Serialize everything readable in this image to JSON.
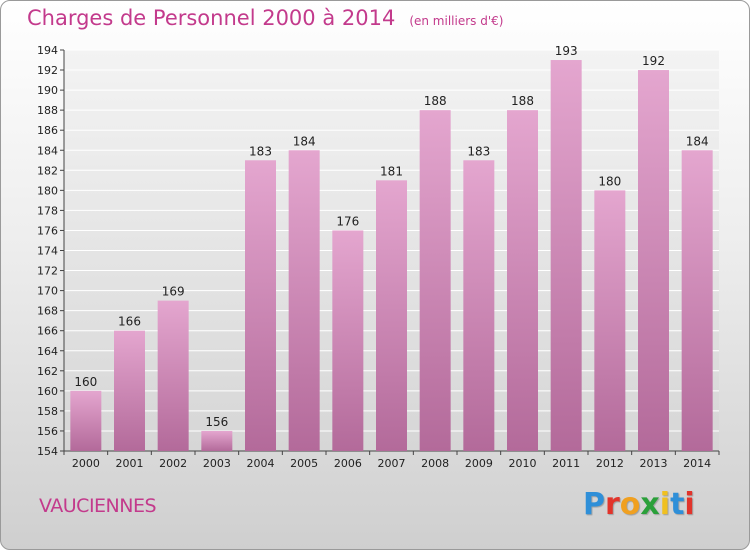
{
  "header": {
    "title": "Charges de Personnel 2000 à 2014",
    "subtitle": "(en milliers d'€)"
  },
  "footer": {
    "commune": "VAUCIENNES",
    "logo_letters": [
      "P",
      "r",
      "o",
      "x",
      "i",
      "t",
      "i"
    ],
    "logo_colors": [
      "#2f8fd8",
      "#e2342b",
      "#f0a020",
      "#2aa03a",
      "#f0c020",
      "#2f8fd8",
      "#e2342b"
    ]
  },
  "chart_data": {
    "type": "bar",
    "title": "Charges de Personnel 2000 à 2014",
    "subtitle": "(en milliers d'€)",
    "categories": [
      "2000",
      "2001",
      "2002",
      "2003",
      "2004",
      "2005",
      "2006",
      "2007",
      "2008",
      "2009",
      "2010",
      "2011",
      "2012",
      "2013",
      "2014"
    ],
    "values": [
      160,
      166,
      169,
      156,
      183,
      184,
      176,
      181,
      188,
      183,
      188,
      193,
      180,
      192,
      184
    ],
    "ylim": [
      154,
      194
    ],
    "yticks": [
      154,
      156,
      158,
      160,
      162,
      164,
      166,
      168,
      170,
      172,
      174,
      176,
      178,
      180,
      182,
      184,
      186,
      188,
      190,
      192,
      194
    ],
    "grid": true,
    "bar_color": "#d98fbf"
  }
}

____________

*GOAL OF THE EXERCISE*
Say how many lines include the word "subtitle"; reply with the number alone.

*OUTPUT FOR THIS EXERCISE*
2